┏━━
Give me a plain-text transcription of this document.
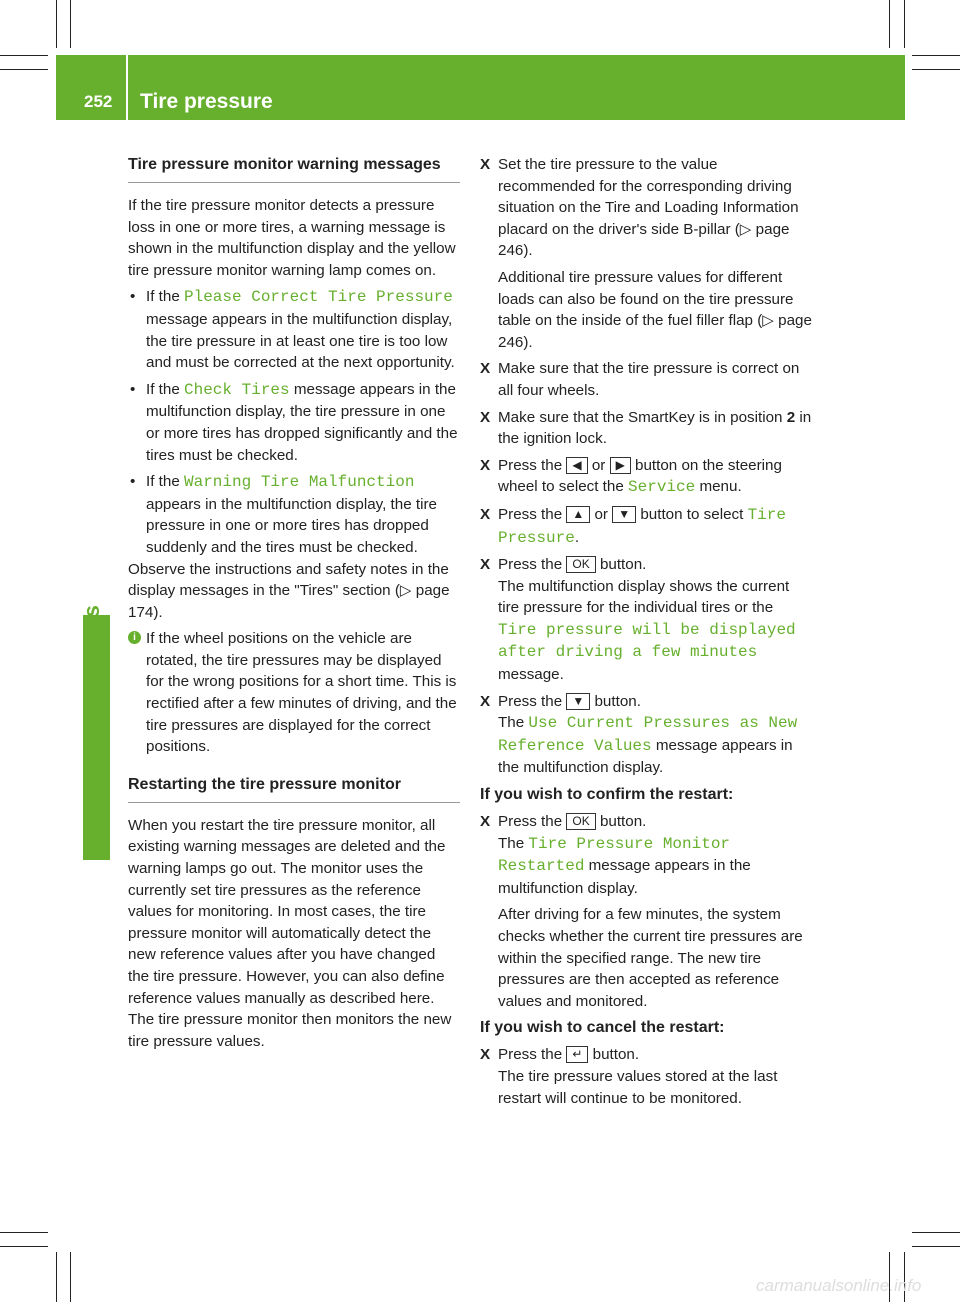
252 Tire pressure
Wheels and tires

Tire pressure monitor warning messages

If the tire pressure monitor detects a pressure loss in one or more tires, a warning message is shown in the multifunction display and the yellow tire pressure monitor warning lamp comes on.

• If the Please Correct Tire Pressure message appears in the multifunction display, the tire pressure in at least one tire is too low and must be corrected at the next opportunity.

• If the Check Tires message appears in the multifunction display, the tire pressure in one or more tires has dropped significantly and the tires must be checked.

• If the Warning Tire Malfunction appears in the multifunction display, the tire pressure in one or more tires has dropped suddenly and the tires must be checked.

Observe the instructions and safety notes in the display messages in the "Tires" section (▷ page 174).

i If the wheel positions on the vehicle are rotated, the tire pressures may be displayed for the wrong positions for a short time. This is rectified after a few minutes of driving, and the tire pressures are displayed for the correct positions.

Restarting the tire pressure monitor

When you restart the tire pressure monitor, all existing warning messages are deleted and the warning lamps go out. The monitor uses the currently set tire pressures as the reference values for monitoring. In most cases, the tire pressure monitor will automatically detect the new reference values after you have changed the tire pressure. However, you can also define reference values manually as described here. The tire pressure monitor then monitors the new tire pressure values.

X Set the tire pressure to the value recommended for the corresponding driving situation on the Tire and Loading Information placard on the driver's side B-pillar (▷ page 246).

Additional tire pressure values for different loads can also be found on the tire pressure table on the inside of the fuel filler flap (▷ page 246).

X Make sure that the tire pressure is correct on all four wheels.

X Make sure that the SmartKey is in position 2 in the ignition lock.

X Press the ◀ or ▶ button on the steering wheel to select the Service menu.

X Press the ▲ or ▼ button to select Tire Pressure.

X Press the OK button.
The multifunction display shows the current tire pressure for the individual tires or the Tire pressure will be displayed after driving a few minutes message.

X Press the ▼ button.
The Use Current Pressures as New Reference Values message appears in the multifunction display.

If you wish to confirm the restart:

X Press the OK button.
The Tire Pressure Monitor Restarted message appears in the multifunction display.

After driving for a few minutes, the system checks whether the current tire pressures are within the specified range. The new tire pressures are then accepted as reference values and monitored.

If you wish to cancel the restart:

X Press the ↵ button.
The tire pressure values stored at the last restart will continue to be monitored.

carmanualsonline.info
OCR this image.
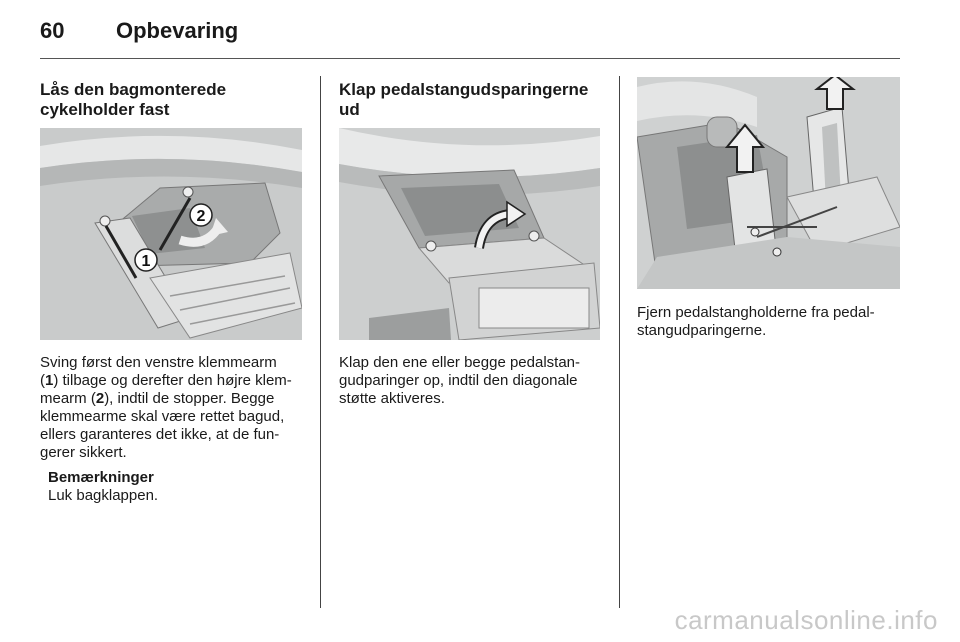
60 Opbevaring
Lås den bagmonterede
cykelholder fast
1
2
Sving først den venstre klemmearm
(1) tilbage og derefter den højre klem-
mearm (2), indtil de stopper. Begge
klemmearme skal være rettet bagud,
ellers garanteres det ikke, at de fun-
gerer sikkert.
Bemærkninger
Luk bagklappen.
Klap pedalstangudsparingerne
ud
Klap den ene eller begge pedalstan-
gudparinger op, indtil den diagonale
støtte aktiveres.
Fjern pedalstangholderne fra pedal-
stangudparingerne.
carmanualsonline.info
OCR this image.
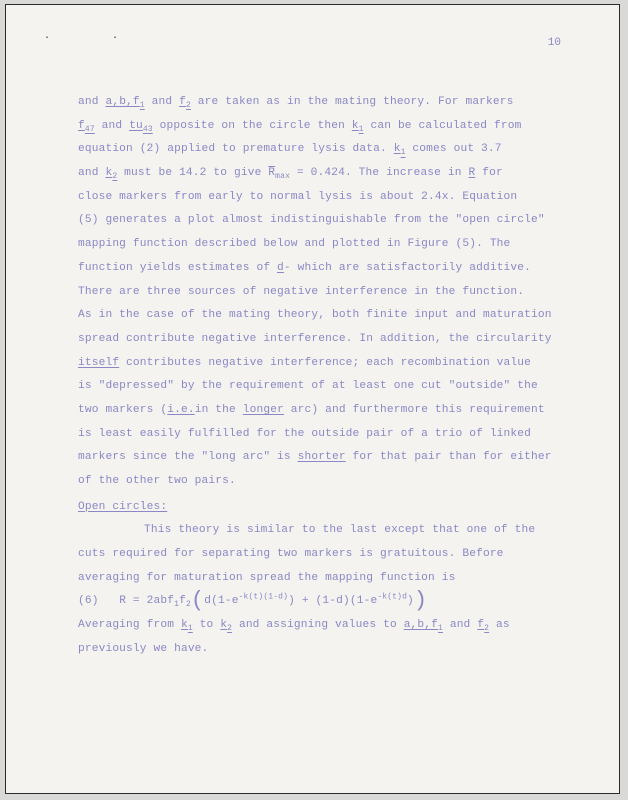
· ·	10
and $a,b,f_1$ and $f_2$ are taken as in the mating theory. For markers
$f_{47}$ and $tu_{43}$ opposite on the circle then $k_1$ can be calculated from
equation (2) applied to premature lysis data. $k_1$ comes out 3.7
and $k_2$ must be 14.2 to give $\overline{R}_{max} = 0.424$. The increase in R for
close markers from early to normal lysis is about 2.4x. Equation
(5) generates a plot almost indistinguishable from the "open circle"
mapping function described below and plotted in Figure (5). The
function yields estimates of d- which are satisfactorily additive.
There are three sources of negative interference in the function.
As in the case of the mating theory, both finite input and maturation
spread contribute negative interference. In addition, the circularity
itself contributes negative interference; each recombination value
is "depressed" by the requirement of at least one cut "outside" the
two markers (i.e.in the longer arc) and furthermore this requirement
is least easily fulfilled for the outside pair of a trio of linked
markers since the "long arc" is shorter for that pair than for either
of the other two pairs.
Open circles:
This theory is similar to the last except that one of the
cuts required for separating two markers is gratuitous. Before
averaging for maturation spread the mapping function is
(6) $R = 2abf_1f_2(d(1-e^{-k(t)(1-d)}) + (1-d)(1-e^{-k(t)d}))$
Averaging from $k_1$ to $k_2$ and assigning values to $a,b,f_1$ and $f_2$ as
previously we have.
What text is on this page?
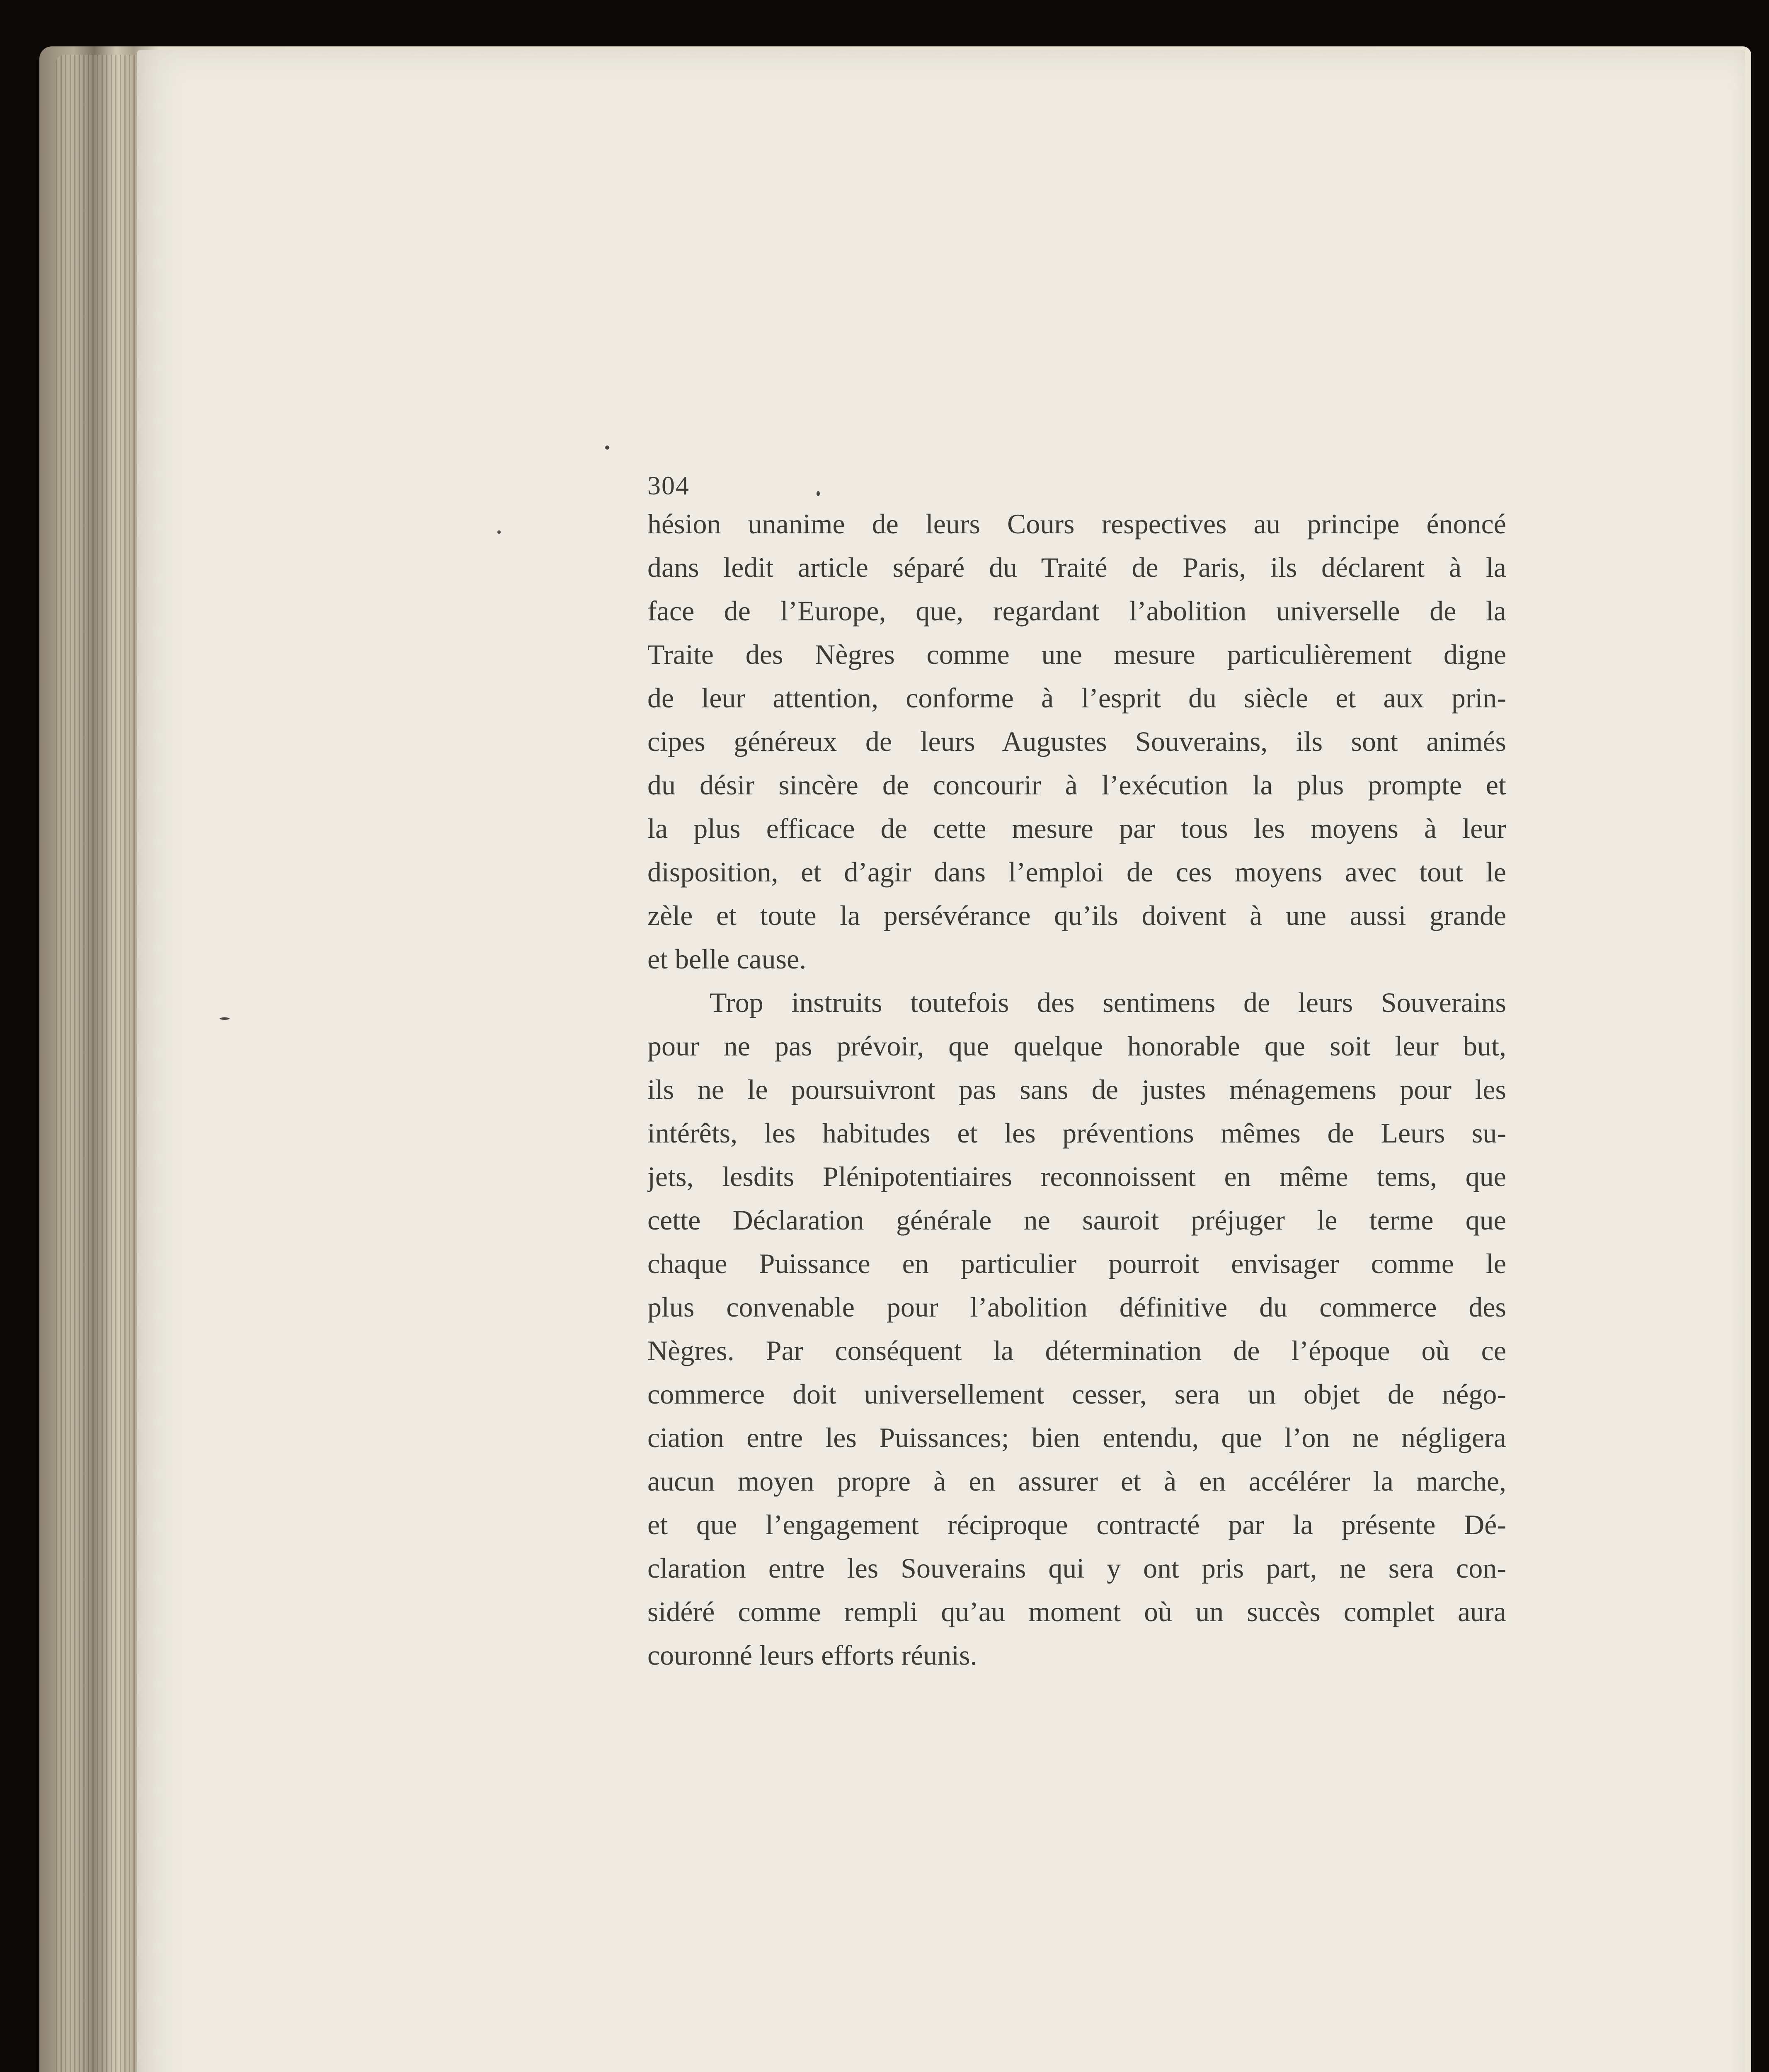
304
hésion unanime de leurs Cours respectives au principe énoncé
dans ledit article séparé du Traité de Paris, ils déclarent à la
face de l’Europe, que, regardant l’abolition universelle de la
Traite des Nègres comme une mesure particulièrement digne
de leur attention, conforme à l’esprit du siècle et aux prin-
cipes généreux de leurs Augustes Souverains, ils sont animés
du désir sincère de concourir à l’exécution la plus prompte et
la plus efficace de cette mesure par tous les moyens à leur
disposition, et d’agir dans l’emploi de ces moyens avec tout le
zèle et toute la persévérance qu’ils doivent à une aussi grande
et belle cause.
Trop instruits toutefois des sentimens de leurs Souverains
pour ne pas prévoir, que quelque honorable que soit leur but,
ils ne le poursuivront pas sans de justes ménagemens pour les
intérêts, les habitudes et les préventions mêmes de Leurs su-
jets, lesdits Plénipotentiaires reconnoissent en même tems, que
cette Déclaration générale ne sauroit préjuger le terme que
chaque Puissance en particulier pourroit envisager comme le
plus convenable pour l’abolition définitive du commerce des
Nègres. Par conséquent la détermination de l’époque où ce
commerce doit universellement cesser, sera un objet de négo-
ciation entre les Puissances; bien entendu, que l’on ne négligera
aucun moyen propre à en assurer et à en accélérer la marche,
et que l’engagement réciproque contracté par la présente Dé-
claration entre les Souverains qui y ont pris part, ne sera con-
sidéré comme rempli qu’au moment où un succès complet aura
couronné leurs efforts réunis.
┗━━
The exercise: Give every line of the material that includes the string "driving".

Written response:
i If the wheel positions on the vehicle are rotated, the tire pressures may be displayed for the wrong positions for a short time. This is rectified after a few minutes of driving, and the tire pressures are displayed for the correct positions.
X Set the tire pressure to the value recommended for the corresponding driving situation on the Tire and Loading Information placard on the driver's side B-pillar (▷ page 246).
The multifunction display shows the current tire pressure for the individual tires or the Tire pressure will be displayed after driving a few minutes message.
After driving for a few minutes, the system checks whether the current tire pressures are within the specified range. The new tire pressures are then accepted as reference values and monitored.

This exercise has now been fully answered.